**Problem**
Gather every line that includes the word "ylabel", please.

**Given information**
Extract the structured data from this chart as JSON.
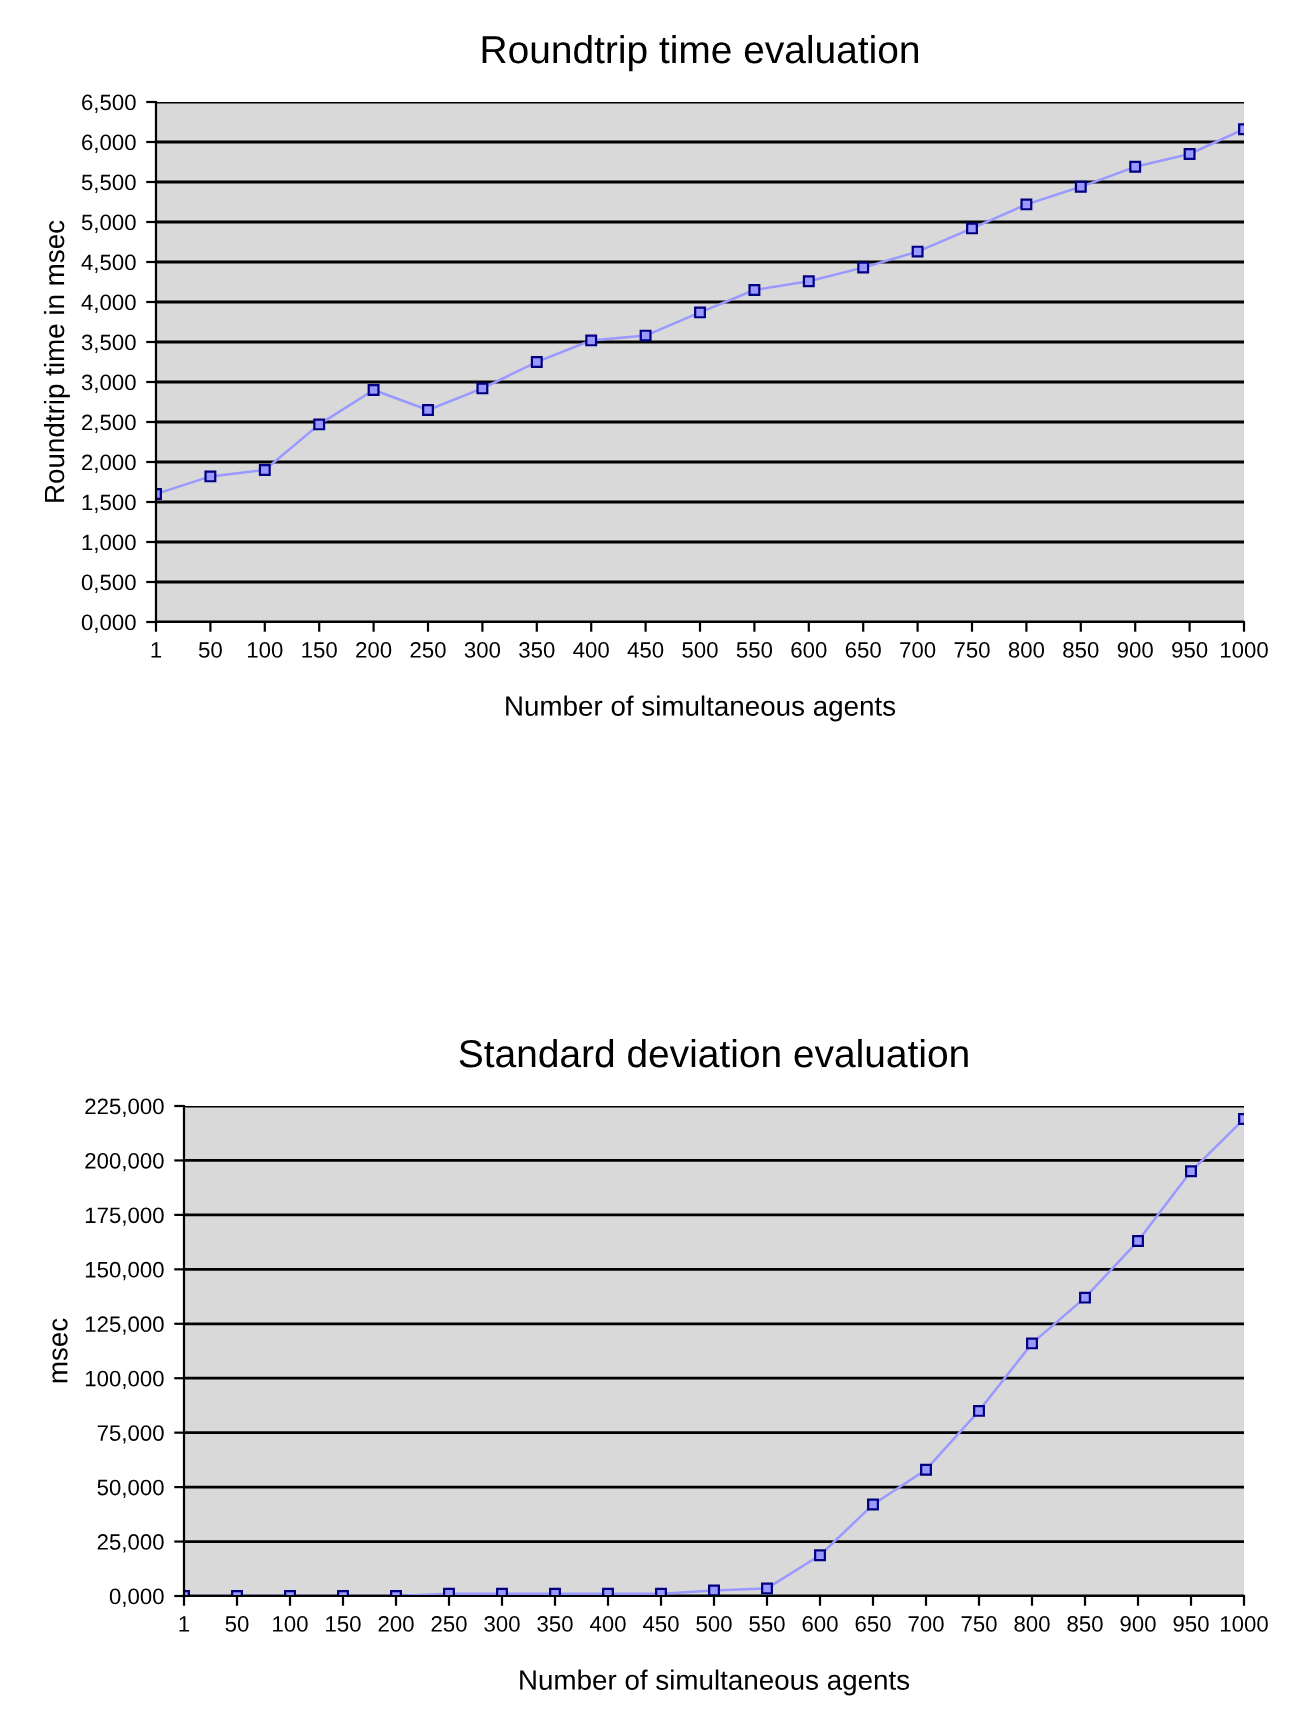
{
  "chart_data": [
    {
      "type": "line",
      "title": "Roundtrip time evaluation",
      "xlabel": "Number of simultaneous agents",
      "ylabel": "Roundtrip time in msec",
      "categories": [
        "1",
        "50",
        "100",
        "150",
        "200",
        "250",
        "300",
        "350",
        "400",
        "450",
        "500",
        "550",
        "600",
        "650",
        "700",
        "750",
        "800",
        "850",
        "900",
        "950",
        "1000"
      ],
      "series": [
        {
          "color": "#9999ff",
          "values": [
            1.6,
            1.82,
            1.9,
            2.47,
            2.9,
            2.65,
            2.92,
            3.25,
            3.52,
            3.58,
            3.87,
            4.15,
            4.26,
            4.43,
            4.63,
            4.92,
            5.22,
            5.44,
            5.69,
            5.85,
            6.16
          ]
        }
      ],
      "ylim": [
        0,
        6.5
      ],
      "yticks": [
        {
          "value": 0,
          "label": "0,000"
        },
        {
          "value": 0.5,
          "label": "0,500"
        },
        {
          "value": 1,
          "label": "1,000"
        },
        {
          "value": 1.5,
          "label": "1,500"
        },
        {
          "value": 2,
          "label": "2,000"
        },
        {
          "value": 2.5,
          "label": "2,500"
        },
        {
          "value": 3,
          "label": "3,000"
        },
        {
          "value": 3.5,
          "label": "3,500"
        },
        {
          "value": 4,
          "label": "4,000"
        },
        {
          "value": 4.5,
          "label": "4,500"
        },
        {
          "value": 5,
          "label": "5,000"
        },
        {
          "value": 5.5,
          "label": "5,500"
        },
        {
          "value": 6,
          "label": "6,000"
        },
        {
          "value": 6.5,
          "label": "6,500"
        }
      ],
      "grid": "y",
      "legend": false,
      "marker": "square",
      "line_style": "solid"
    },
    {
      "type": "line",
      "title": "Standard deviation evaluation",
      "xlabel": "Number of simultaneous agents",
      "ylabel": "msec",
      "categories": [
        "1",
        "50",
        "100",
        "150",
        "200",
        "250",
        "300",
        "350",
        "400",
        "450",
        "500",
        "550",
        "600",
        "650",
        "700",
        "750",
        "800",
        "850",
        "900",
        "950",
        "1000"
      ],
      "series": [
        {
          "color": "#9999ff",
          "values": [
            0,
            0,
            0,
            0,
            0,
            1,
            1,
            1,
            1,
            1,
            2.5,
            3.5,
            18.7,
            42,
            58,
            85,
            116,
            137,
            163,
            195,
            219
          ]
        }
      ],
      "ylim": [
        0,
        225
      ],
      "yticks": [
        {
          "value": 0,
          "label": "0,000"
        },
        {
          "value": 25,
          "label": "25,000"
        },
        {
          "value": 50,
          "label": "50,000"
        },
        {
          "value": 75,
          "label": "75,000"
        },
        {
          "value": 100,
          "label": "100,000"
        },
        {
          "value": 125,
          "label": "125,000"
        },
        {
          "value": 150,
          "label": "150,000"
        },
        {
          "value": 175,
          "label": "175,000"
        },
        {
          "value": 200,
          "label": "200,000"
        },
        {
          "value": 225,
          "label": "225,000"
        }
      ],
      "grid": "y",
      "legend": false,
      "marker": "square",
      "line_style": "solid"
    }
  ]
}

**Result of this task**
      "ylabel": "Roundtrip time in msec",
      "ylabel": "msec",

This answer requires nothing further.